_WRITTEN INSTRUCTION:_ Write out, word for word, only the lines from the one containing "Extract the structured" through the final line of the data.

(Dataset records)
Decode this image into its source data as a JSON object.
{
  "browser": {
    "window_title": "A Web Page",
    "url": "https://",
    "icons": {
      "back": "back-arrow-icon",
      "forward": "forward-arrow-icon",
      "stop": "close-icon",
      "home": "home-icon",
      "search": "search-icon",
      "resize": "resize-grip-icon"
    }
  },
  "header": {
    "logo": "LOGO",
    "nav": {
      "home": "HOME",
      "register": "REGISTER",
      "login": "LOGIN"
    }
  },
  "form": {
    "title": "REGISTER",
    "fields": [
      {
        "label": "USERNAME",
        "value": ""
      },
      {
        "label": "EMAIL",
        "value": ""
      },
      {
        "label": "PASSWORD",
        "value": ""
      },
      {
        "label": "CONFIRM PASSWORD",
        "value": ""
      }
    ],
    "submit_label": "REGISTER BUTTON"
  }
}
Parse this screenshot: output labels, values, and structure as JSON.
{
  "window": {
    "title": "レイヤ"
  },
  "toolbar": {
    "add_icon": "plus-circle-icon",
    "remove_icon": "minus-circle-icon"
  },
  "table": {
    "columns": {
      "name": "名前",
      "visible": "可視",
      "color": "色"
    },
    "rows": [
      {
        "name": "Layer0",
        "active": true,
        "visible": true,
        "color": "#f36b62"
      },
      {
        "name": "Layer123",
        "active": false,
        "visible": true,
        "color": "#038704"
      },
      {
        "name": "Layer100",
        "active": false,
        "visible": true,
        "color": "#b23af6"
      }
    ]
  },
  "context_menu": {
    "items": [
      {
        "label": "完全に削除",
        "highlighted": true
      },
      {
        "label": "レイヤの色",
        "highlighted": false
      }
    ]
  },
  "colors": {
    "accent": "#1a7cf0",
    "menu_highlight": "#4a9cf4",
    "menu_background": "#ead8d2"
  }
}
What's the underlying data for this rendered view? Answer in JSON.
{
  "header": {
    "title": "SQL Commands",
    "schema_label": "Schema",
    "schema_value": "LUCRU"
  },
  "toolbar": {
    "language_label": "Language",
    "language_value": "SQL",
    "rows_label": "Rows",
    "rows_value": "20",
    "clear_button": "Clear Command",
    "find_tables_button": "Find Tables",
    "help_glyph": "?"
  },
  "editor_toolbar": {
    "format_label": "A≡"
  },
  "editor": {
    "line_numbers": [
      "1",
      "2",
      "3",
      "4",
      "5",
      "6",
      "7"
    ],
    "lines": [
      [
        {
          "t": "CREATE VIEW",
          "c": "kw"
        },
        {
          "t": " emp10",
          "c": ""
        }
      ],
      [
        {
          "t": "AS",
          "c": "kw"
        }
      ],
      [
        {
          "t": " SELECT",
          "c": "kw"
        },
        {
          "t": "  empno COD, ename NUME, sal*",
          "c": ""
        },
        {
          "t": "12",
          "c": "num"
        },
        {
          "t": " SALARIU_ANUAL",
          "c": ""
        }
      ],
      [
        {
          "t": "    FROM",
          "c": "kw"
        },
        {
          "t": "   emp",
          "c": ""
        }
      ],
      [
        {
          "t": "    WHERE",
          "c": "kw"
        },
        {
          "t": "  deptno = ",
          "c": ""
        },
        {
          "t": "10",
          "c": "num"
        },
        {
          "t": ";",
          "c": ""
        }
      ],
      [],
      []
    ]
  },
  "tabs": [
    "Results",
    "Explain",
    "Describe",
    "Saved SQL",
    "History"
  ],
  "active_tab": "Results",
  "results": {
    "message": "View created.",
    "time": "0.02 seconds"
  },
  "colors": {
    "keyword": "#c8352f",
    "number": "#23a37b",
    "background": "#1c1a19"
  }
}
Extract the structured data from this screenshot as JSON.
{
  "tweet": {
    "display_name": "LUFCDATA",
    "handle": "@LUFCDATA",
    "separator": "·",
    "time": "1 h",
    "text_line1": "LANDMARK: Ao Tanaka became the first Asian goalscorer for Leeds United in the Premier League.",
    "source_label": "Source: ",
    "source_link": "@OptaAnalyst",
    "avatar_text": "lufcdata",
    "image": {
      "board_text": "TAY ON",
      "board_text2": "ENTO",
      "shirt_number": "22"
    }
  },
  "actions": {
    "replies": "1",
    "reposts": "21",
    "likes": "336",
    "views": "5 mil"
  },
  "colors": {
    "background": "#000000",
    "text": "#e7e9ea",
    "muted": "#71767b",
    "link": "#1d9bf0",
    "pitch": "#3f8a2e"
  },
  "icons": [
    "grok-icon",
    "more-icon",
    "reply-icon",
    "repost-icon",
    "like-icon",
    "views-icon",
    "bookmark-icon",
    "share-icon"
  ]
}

_RESULT OF THE EXERCISE:_
Extract the structured data from this screenshot as JSON.
{
  "tweet": {
    "display_name": "LUFCDATA",
    "handle": "@LUFCDATA",
    "separator": "·",
    "time": "1 h",
    "text_line1": "LANDMARK: Ao Tanaka became the first Asian goalscorer for Leeds United in the Premier League.",
    "source_label": "Source: ",
    "source_link": "@OptaAnalyst",
    "avatar_text": "lufcdata",
    "image": {
      "board_text": "TAY ON",
      "board_text2": "ENTO",
      "shirt_number": "22"
    }
  },
  "actions": {
    "replies": "1",
    "reposts": "21",
    "likes": "336",
    "views": "5 mil"
  },
  "colors": {
    "background": "#000000",
    "text": "#e7e9ea",
    "muted": "#71767b",
    "link": "#1d9bf0",
    "pitch": "#3f8a2e"
  },
  "icons": [
    "grok-icon",
    "more-icon",
    "reply-icon",
    "repost-icon",
    "like-icon",
    "views-icon",
    "bookmark-icon",
    "share-icon"
  ]
}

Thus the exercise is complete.